> [Set task]
The records below must be copied in full; omit the images.

> [Listed records]
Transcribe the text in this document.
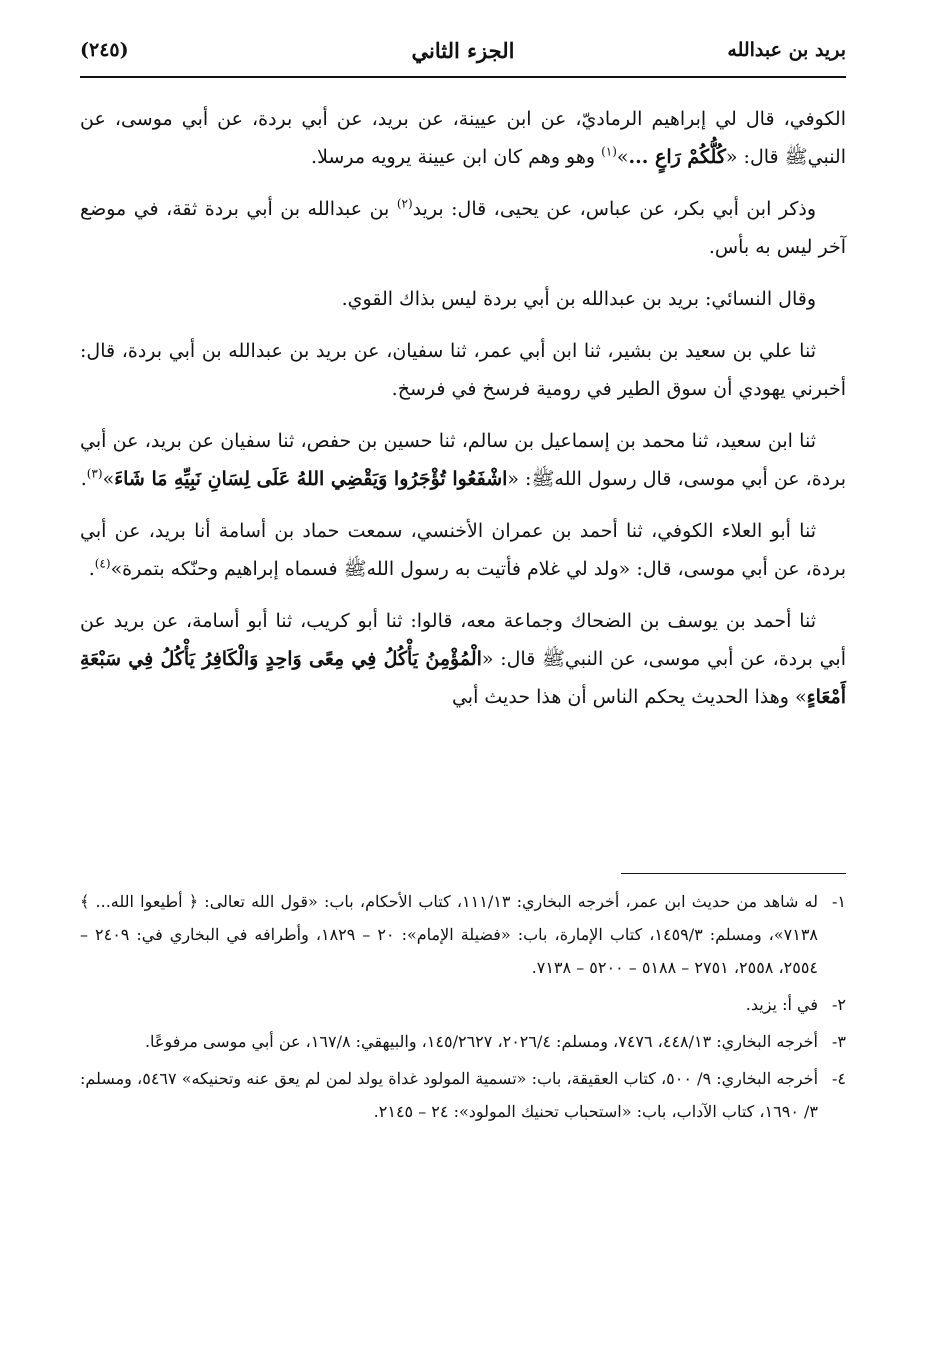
بريد بن عبدالله
الجزء الثاني
(٢٤٥)

الكوفي، قال لي إبراهيم الرماديّ، عن ابن عيينة، عن بريد، عن أبي بردة، عن أبي موسى، عن النبيﷺ قال: «كُلُّكُمْ رَاعٍ ...»$^{(١)}$ وهو وهم كان ابن عيينة يرويه مرسلا.

وذكر ابن أبي بكر، عن عباس، عن يحيى، قال: بريد$^{(٢)}$ بن عبدالله بن أبي بردة ثقة، في موضع آخر ليس به بأس.

وقال النسائي: بريد بن عبدالله بن أبي بردة ليس بذاك القوي.

ثنا علي بن سعيد بن بشير، ثنا ابن أبي عمر، ثنا سفيان، عن بريد بن عبدالله بن أبي بردة، قال: أخبرني يهودي أن سوق الطير في رومية فرسخ في فرسخ.

ثنا ابن سعيد، ثنا محمد بن إسماعيل بن سالم، ثنا حسين بن حفص، ثنا سفيان عن بريد، عن أبي بردة، عن أبي موسى، قال رسول اللهﷺ: «اشْفَعُوا تُؤْجَرُوا وَيَقْضِي اللهُ عَلَى لِسَانِ نَبِيِّهِ مَا شَاءَ»$^{(٣)}$.

ثنا أبو العلاء الكوفي، ثنا أحمد بن عمران الأخنسي، سمعت حماد بن أسامة أنا بريد، عن أبي بردة، عن أبي موسى، قال: «ولد لي غلام فأتيت به رسول اللهﷺ فسماه إبراهيم وحنّكه بتمرة»$^{(٤)}$.

ثنا أحمد بن يوسف بن الضحاك وجماعة معه، قالوا: ثنا أبو كريب، ثنا أبو أسامة، عن بريد عن أبي بردة، عن أبي موسى، عن النبيﷺ قال: «الْمُؤْمِنُ يَأْكُلُ فِي مِعًى وَاحِدٍ وَالْكَافِرُ يَأْكُلُ فِي سَبْعَةِ أَمْعَاءٍ» وهذا الحديث يحكم الناس أن هذا حديث أبي

١-
له شاهد من حديث ابن عمر، أخرجه البخاري: ١١١/١٣، كتاب الأحكام، باب: «قول الله تعالى: ﴿ أطيعوا الله... ﴾ ٧١٣٨»، ومسلم: ١٤٥٩/٣، كتاب الإمارة، باب: «فضيلة الإمام»: ٢٠ – ١٨٢٩، وأطرافه في البخاري في: ٢٤٠٩ – ٢٥٥٤، ٢٥٥٨، ٢٧٥١ – ٥١٨٨ – ٥٢٠٠ – ٧١٣٨.
٢-
في أ: يزيد.
٣-
أخرجه البخاري: ٤٤٨/١٣، ٧٤٧٦، ومسلم: ٢٠٢٦/٤، ١٤٥/٢٦٢٧، والبيهقي: ١٦٧/٨، عن أبي موسى مرفوعًا.
٤-
أخرجه البخاري: ٩/ ٥٠٠، كتاب العقيقة، باب: «تسمية المولود غداة يولد لمن لم يعق عنه وتحنيكه» ٥٤٦٧، ومسلم: ٣/ ١٦٩٠، كتاب الآداب، باب: «استحباب تحنيك المولود»: ٢٤ – ٢١٤٥.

> [Exercise output]
Transcribe the text in this document.
بريد بن عبدالله
الجزء الثاني
(٢٤٥)

الكوفي، قال لي إبراهيم الرماديّ، عن ابن عيينة، عن بريد، عن أبي بردة، عن أبي موسى، عن النبيﷺ قال: «كُلُّكُمْ رَاعٍ ...»$^{(١)}$ وهو وهم كان ابن عيينة يرويه مرسلا.

وذكر ابن أبي بكر، عن عباس، عن يحيى، قال: بريد$^{(٢)}$ بن عبدالله بن أبي بردة ثقة، في موضع آخر ليس به بأس.

وقال النسائي: بريد بن عبدالله بن أبي بردة ليس بذاك القوي.

ثنا علي بن سعيد بن بشير، ثنا ابن أبي عمر، ثنا سفيان، عن بريد بن عبدالله بن أبي بردة، قال: أخبرني يهودي أن سوق الطير في رومية فرسخ في فرسخ.

ثنا ابن سعيد، ثنا محمد بن إسماعيل بن سالم، ثنا حسين بن حفص، ثنا سفيان عن بريد، عن أبي بردة، عن أبي موسى، قال رسول اللهﷺ: «اشْفَعُوا تُؤْجَرُوا وَيَقْضِي اللهُ عَلَى لِسَانِ نَبِيِّهِ مَا شَاءَ»$^{(٣)}$.

ثنا أبو العلاء الكوفي، ثنا أحمد بن عمران الأخنسي، سمعت حماد بن أسامة أنا بريد، عن أبي بردة، عن أبي موسى، قال: «ولد لي غلام فأتيت به رسول اللهﷺ فسماه إبراهيم وحنّكه بتمرة»$^{(٤)}$.

ثنا أحمد بن يوسف بن الضحاك وجماعة معه، قالوا: ثنا أبو كريب، ثنا أبو أسامة، عن بريد عن أبي بردة، عن أبي موسى، عن النبيﷺ قال: «الْمُؤْمِنُ يَأْكُلُ فِي مِعًى وَاحِدٍ وَالْكَافِرُ يَأْكُلُ فِي سَبْعَةِ أَمْعَاءٍ» وهذا الحديث يحكم الناس أن هذا حديث أبي

١-
له شاهد من حديث ابن عمر، أخرجه البخاري: ١١١/١٣، كتاب الأحكام، باب: «قول الله تعالى: ﴿ أطيعوا الله... ﴾ ٧١٣٨»، ومسلم: ١٤٥٩/٣، كتاب الإمارة، باب: «فضيلة الإمام»: ٢٠ – ١٨٢٩، وأطرافه في البخاري في: ٢٤٠٩ – ٢٥٥٤، ٢٥٥٨، ٢٧٥١ – ٥١٨٨ – ٥٢٠٠ – ٧١٣٨.
٢-
في أ: يزيد.
٣-
أخرجه البخاري: ٤٤٨/١٣، ٧٤٧٦، ومسلم: ٢٠٢٦/٤، ١٤٥/٢٦٢٧، والبيهقي: ١٦٧/٨، عن أبي موسى مرفوعًا.
٤-
أخرجه البخاري: ٩/ ٥٠٠، كتاب العقيقة، باب: «تسمية المولود غداة يولد لمن لم يعق عنه وتحنيكه» ٥٤٦٧، ومسلم: ٣/ ١٦٩٠، كتاب الآداب، باب: «استحباب تحنيك المولود»: ٢٤ – ٢١٤٥.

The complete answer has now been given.